Stored data
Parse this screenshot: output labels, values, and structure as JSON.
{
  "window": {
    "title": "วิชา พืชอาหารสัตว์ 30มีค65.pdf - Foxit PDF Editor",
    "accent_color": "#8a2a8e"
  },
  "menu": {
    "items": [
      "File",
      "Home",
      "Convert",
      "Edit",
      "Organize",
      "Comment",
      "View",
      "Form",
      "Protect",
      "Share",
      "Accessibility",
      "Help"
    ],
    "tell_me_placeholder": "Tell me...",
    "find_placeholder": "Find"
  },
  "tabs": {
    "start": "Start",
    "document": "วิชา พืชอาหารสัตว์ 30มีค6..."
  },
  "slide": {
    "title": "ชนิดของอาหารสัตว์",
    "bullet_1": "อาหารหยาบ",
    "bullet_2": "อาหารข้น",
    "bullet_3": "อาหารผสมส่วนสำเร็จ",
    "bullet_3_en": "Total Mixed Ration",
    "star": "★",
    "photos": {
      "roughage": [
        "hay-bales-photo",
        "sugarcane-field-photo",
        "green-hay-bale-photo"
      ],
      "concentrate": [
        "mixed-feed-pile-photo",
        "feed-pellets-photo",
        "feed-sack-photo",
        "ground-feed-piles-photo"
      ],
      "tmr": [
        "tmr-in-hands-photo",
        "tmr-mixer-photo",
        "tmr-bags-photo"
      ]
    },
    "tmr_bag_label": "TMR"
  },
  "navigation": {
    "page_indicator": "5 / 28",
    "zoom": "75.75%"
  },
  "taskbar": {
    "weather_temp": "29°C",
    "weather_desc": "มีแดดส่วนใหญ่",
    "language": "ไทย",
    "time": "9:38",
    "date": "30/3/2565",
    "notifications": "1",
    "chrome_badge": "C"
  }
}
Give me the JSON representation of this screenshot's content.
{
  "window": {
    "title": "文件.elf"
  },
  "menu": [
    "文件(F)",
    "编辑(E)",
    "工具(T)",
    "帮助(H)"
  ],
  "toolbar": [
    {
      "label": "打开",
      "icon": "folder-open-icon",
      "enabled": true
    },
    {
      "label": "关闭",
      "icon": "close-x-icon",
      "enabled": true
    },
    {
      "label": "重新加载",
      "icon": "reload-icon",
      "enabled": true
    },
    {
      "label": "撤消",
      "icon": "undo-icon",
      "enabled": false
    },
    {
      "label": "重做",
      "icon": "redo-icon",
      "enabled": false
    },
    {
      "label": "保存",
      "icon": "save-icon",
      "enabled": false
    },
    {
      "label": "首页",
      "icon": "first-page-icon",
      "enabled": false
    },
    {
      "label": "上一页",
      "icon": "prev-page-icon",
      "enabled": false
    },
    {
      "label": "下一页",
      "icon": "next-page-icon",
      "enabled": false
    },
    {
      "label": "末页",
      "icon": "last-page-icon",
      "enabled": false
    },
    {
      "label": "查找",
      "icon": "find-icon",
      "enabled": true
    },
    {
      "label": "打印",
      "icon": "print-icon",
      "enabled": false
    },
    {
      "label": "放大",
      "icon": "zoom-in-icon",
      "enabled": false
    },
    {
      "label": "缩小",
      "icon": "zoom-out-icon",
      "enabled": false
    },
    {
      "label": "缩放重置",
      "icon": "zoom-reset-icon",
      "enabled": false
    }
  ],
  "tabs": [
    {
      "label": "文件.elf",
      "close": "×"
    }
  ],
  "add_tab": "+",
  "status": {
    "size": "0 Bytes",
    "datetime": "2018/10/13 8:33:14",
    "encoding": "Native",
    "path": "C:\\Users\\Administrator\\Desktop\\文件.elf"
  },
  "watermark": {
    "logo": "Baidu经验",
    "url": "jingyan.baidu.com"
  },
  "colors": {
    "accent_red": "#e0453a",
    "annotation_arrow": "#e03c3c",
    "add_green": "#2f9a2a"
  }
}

*TASK DIRECTIONS*:
Copy each record from above exactly, and include every line.

*FULL OUTPUT*:
Parse this screenshot: output labels, values, and structure as JSON.
{
  "window": {
    "title": "วิชา พืชอาหารสัตว์ 30มีค65.pdf - Foxit PDF Editor",
    "accent_color": "#8a2a8e"
  },
  "menu": {
    "items": [
      "File",
      "Home",
      "Convert",
      "Edit",
      "Organize",
      "Comment",
      "View",
      "Form",
      "Protect",
      "Share",
      "Accessibility",
      "Help"
    ],
    "tell_me_placeholder": "Tell me...",
    "find_placeholder": "Find"
  },
  "tabs": {
    "start": "Start",
    "document": "วิชา พืชอาหารสัตว์ 30มีค6..."
  },
  "slide": {
    "title": "ชนิดของอาหารสัตว์",
    "bullet_1": "อาหารหยาบ",
    "bullet_2": "อาหารข้น",
    "bullet_3": "อาหารผสมส่วนสำเร็จ",
    "bullet_3_en": "Total Mixed Ration",
    "star": "★",
    "photos": {
      "roughage": [
        "hay-bales-photo",
        "sugarcane-field-photo",
        "green-hay-bale-photo"
      ],
      "concentrate": [
        "mixed-feed-pile-photo",
        "feed-pellets-photo",
        "feed-sack-photo",
        "ground-feed-piles-photo"
      ],
      "tmr": [
        "tmr-in-hands-photo",
        "tmr-mixer-photo",
        "tmr-bags-photo"
      ]
    },
    "tmr_bag_label": "TMR"
  },
  "navigation": {
    "page_indicator": "5 / 28",
    "zoom": "75.75%"
  },
  "taskbar": {
    "weather_temp": "29°C",
    "weather_desc": "มีแดดส่วนใหญ่",
    "language": "ไทย",
    "time": "9:38",
    "date": "30/3/2565",
    "notifications": "1",
    "chrome_badge": "C"
  }
}
Give me the JSON representation of this screenshot's content.
{
  "window": {
    "title": "文件.elf"
  },
  "menu": [
    "文件(F)",
    "编辑(E)",
    "工具(T)",
    "帮助(H)"
  ],
  "toolbar": [
    {
      "label": "打开",
      "icon": "folder-open-icon",
      "enabled": true
    },
    {
      "label": "关闭",
      "icon": "close-x-icon",
      "enabled": true
    },
    {
      "label": "重新加载",
      "icon": "reload-icon",
      "enabled": true
    },
    {
      "label": "撤消",
      "icon": "undo-icon",
      "enabled": false
    },
    {
      "label": "重做",
      "icon": "redo-icon",
      "enabled": false
    },
    {
      "label": "保存",
      "icon": "save-icon",
      "enabled": false
    },
    {
      "label": "首页",
      "icon": "first-page-icon",
      "enabled": false
    },
    {
      "label": "上一页",
      "icon": "prev-page-icon",
      "enabled": false
    },
    {
      "label": "下一页",
      "icon": "next-page-icon",
      "enabled": false
    },
    {
      "label": "末页",
      "icon": "last-page-icon",
      "enabled": false
    },
    {
      "label": "查找",
      "icon": "find-icon",
      "enabled": true
    },
    {
      "label": "打印",
      "icon": "print-icon",
      "enabled": false
    },
    {
      "label": "放大",
      "icon": "zoom-in-icon",
      "enabled": false
    },
    {
      "label": "缩小",
      "icon": "zoom-out-icon",
      "enabled": false
    },
    {
      "label": "缩放重置",
      "icon": "zoom-reset-icon",
      "enabled": false
    }
  ],
  "tabs": [
    {
      "label": "文件.elf",
      "close": "×"
    }
  ],
  "add_tab": "+",
  "status": {
    "size": "0 Bytes",
    "datetime": "2018/10/13 8:33:14",
    "encoding": "Native",
    "path": "C:\\Users\\Administrator\\Desktop\\文件.elf"
  },
  "watermark": {
    "logo": "Baidu经验",
    "url": "jingyan.baidu.com"
  },
  "colors": {
    "accent_red": "#e0453a",
    "annotation_arrow": "#e03c3c",
    "add_green": "#2f9a2a"
  }
}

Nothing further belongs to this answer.